** Short exercise **
Copy every line of the items below character for character, but leave out the picture lines.

==== Supplied data ====

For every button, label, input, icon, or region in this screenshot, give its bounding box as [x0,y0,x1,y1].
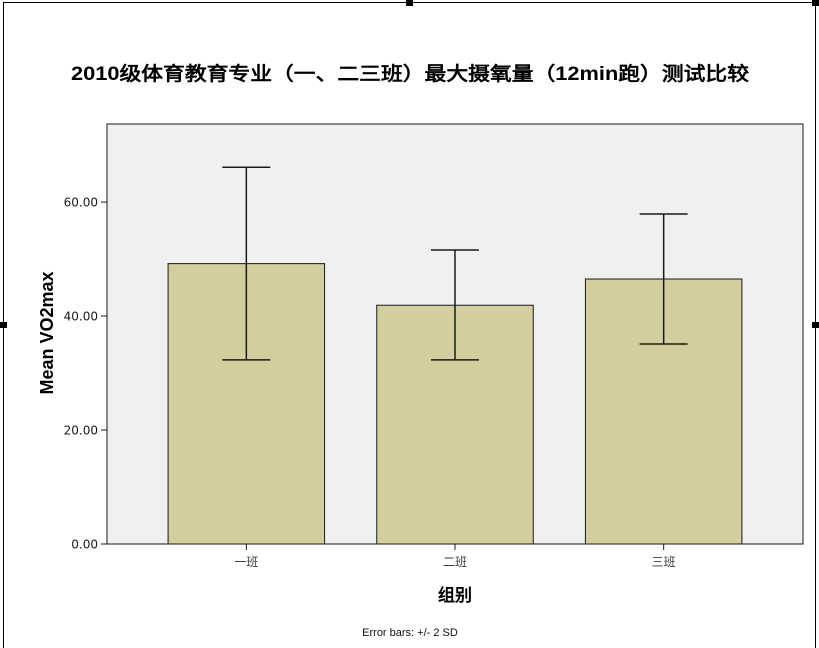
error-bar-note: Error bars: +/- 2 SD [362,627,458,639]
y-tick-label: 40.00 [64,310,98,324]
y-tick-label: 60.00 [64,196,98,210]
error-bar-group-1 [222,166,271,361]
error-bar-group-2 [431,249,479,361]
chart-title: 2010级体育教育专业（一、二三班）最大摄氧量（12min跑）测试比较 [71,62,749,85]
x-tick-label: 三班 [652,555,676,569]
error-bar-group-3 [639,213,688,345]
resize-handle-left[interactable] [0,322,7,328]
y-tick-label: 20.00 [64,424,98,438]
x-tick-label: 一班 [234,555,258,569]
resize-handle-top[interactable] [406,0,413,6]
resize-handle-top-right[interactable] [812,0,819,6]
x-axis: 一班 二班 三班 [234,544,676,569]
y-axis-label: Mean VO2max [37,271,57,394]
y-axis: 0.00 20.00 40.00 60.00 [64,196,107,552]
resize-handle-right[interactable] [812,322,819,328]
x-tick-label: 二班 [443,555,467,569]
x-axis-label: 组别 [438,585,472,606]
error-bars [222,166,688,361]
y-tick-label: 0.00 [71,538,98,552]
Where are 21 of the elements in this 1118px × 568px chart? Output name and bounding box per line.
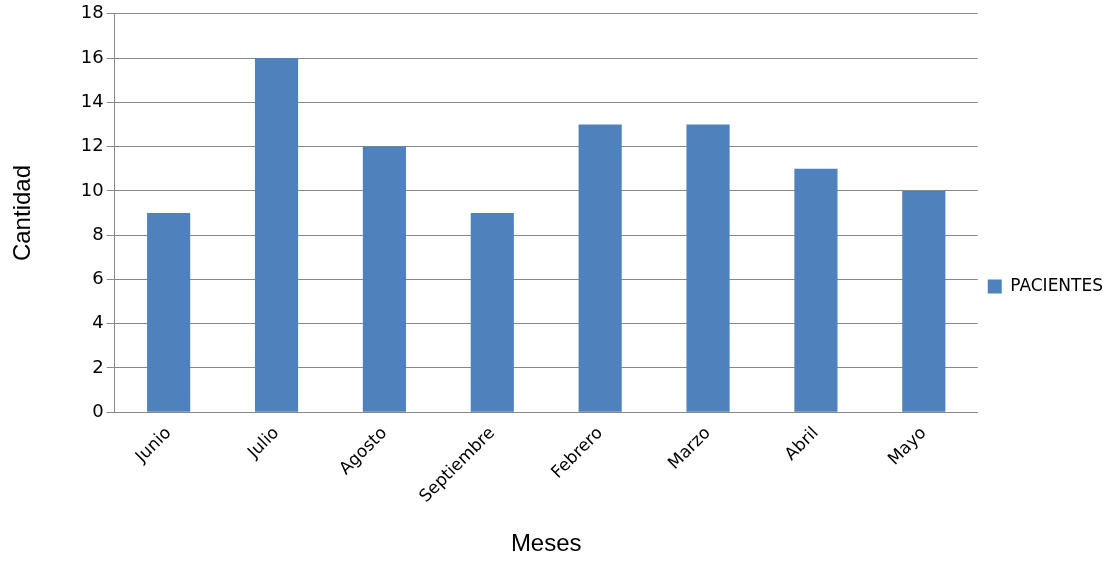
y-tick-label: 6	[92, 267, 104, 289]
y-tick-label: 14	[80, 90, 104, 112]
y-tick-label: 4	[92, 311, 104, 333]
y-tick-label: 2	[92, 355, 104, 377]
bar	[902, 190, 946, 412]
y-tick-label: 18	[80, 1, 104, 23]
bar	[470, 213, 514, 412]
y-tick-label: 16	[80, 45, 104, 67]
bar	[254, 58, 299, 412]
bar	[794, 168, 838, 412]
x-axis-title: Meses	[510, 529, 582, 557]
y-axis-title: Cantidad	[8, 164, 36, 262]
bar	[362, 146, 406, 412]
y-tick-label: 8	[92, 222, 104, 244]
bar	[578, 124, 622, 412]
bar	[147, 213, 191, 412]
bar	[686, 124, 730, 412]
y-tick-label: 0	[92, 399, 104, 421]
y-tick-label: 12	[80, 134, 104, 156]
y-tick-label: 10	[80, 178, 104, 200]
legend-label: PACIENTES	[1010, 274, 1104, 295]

====

** Task output **
For every button, label, input, icon, or region in this screenshot, give its bounding box as [x0,y0,x1,y1].
error-bar-note: Error bars: +/- 2 SD [362,627,458,639]
y-tick-label: 40.00 [64,310,98,324]
y-tick-label: 60.00 [64,196,98,210]
error-bar-group-1 [222,166,271,361]
error-bar-group-2 [431,249,479,361]
chart-title: 2010级体育教育专业（一、二三班）最大摄氧量（12min跑）测试比较 [71,62,749,85]
x-tick-label: 三班 [652,555,676,569]
error-bar-group-3 [639,213,688,345]
resize-handle-left[interactable] [0,322,7,328]
y-tick-label: 20.00 [64,424,98,438]
x-tick-label: 一班 [234,555,258,569]
resize-handle-top[interactable] [406,0,413,6]
resize-handle-top-right[interactable] [812,0,819,6]
x-axis: 一班 二班 三班 [234,544,676,569]
y-axis-label: Mean VO2max [37,271,57,394]
y-axis: 0.00 20.00 40.00 60.00 [64,196,107,552]
resize-handle-right[interactable] [812,322,819,328]
x-tick-label: 二班 [443,555,467,569]
x-axis-label: 组别 [438,585,472,606]
error-bars [222,166,688,361]
y-tick-label: 0.00 [71,538,98,552]
Where are 21 of the elements in this 1118px × 568px chart? Output name and bounding box per line.
y-tick-label: 6	[92, 267, 104, 289]
y-tick-label: 14	[80, 90, 104, 112]
y-tick-label: 4	[92, 311, 104, 333]
y-tick-label: 2	[92, 355, 104, 377]
bar	[902, 190, 946, 412]
y-tick-label: 18	[80, 1, 104, 23]
bar	[470, 213, 514, 412]
y-tick-label: 16	[80, 45, 104, 67]
bar	[254, 58, 299, 412]
bar	[794, 168, 838, 412]
x-axis-title: Meses	[510, 529, 582, 557]
y-axis-title: Cantidad	[8, 164, 36, 262]
bar	[362, 146, 406, 412]
y-tick-label: 8	[92, 222, 104, 244]
bar	[578, 124, 622, 412]
bar	[147, 213, 191, 412]
bar	[686, 124, 730, 412]
y-tick-label: 0	[92, 399, 104, 421]
y-tick-label: 12	[80, 134, 104, 156]
y-tick-label: 10	[80, 178, 104, 200]
legend-label: PACIENTES	[1010, 274, 1104, 295]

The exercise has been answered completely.